## What to do
Would you write out the entries below, every one of them, exactly?

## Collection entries
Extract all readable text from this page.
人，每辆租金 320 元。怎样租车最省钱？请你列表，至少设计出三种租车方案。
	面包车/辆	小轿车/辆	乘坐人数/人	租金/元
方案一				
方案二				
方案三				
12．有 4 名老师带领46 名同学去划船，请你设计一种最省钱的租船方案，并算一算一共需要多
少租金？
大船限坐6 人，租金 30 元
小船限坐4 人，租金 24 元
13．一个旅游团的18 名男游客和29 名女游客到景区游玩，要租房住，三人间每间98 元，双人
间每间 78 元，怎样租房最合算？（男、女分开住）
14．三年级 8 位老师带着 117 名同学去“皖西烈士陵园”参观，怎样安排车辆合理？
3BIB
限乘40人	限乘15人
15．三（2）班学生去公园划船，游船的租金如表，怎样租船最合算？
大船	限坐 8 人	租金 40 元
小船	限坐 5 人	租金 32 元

## Response for this exercise
Extract all readable text from this page.
人，每辆租金 320 元。怎样租车最省钱？请你列表，至少设计出三种租车方案。
	面包车/辆	小轿车/辆	乘坐人数/人	租金/元
方案一				
方案二				
方案三				
12．有 4 名老师带领46 名同学去划船，请你设计一种最省钱的租船方案，并算一算一共需要多
少租金？
大船限坐6 人，租金 30 元
小船限坐4 人，租金 24 元
13．一个旅游团的18 名男游客和29 名女游客到景区游玩，要租房住，三人间每间98 元，双人
间每间 78 元，怎样租房最合算？（男、女分开住）
14．三年级 8 位老师带着 117 名同学去“皖西烈士陵园”参观，怎样安排车辆合理？
3BIB
限乘40人	限乘15人
15．三（2）班学生去公园划船，游船的租金如表，怎样租船最合算？
大船	限坐 8 人	租金 40 元
小船	限坐 5 人	租金 32 元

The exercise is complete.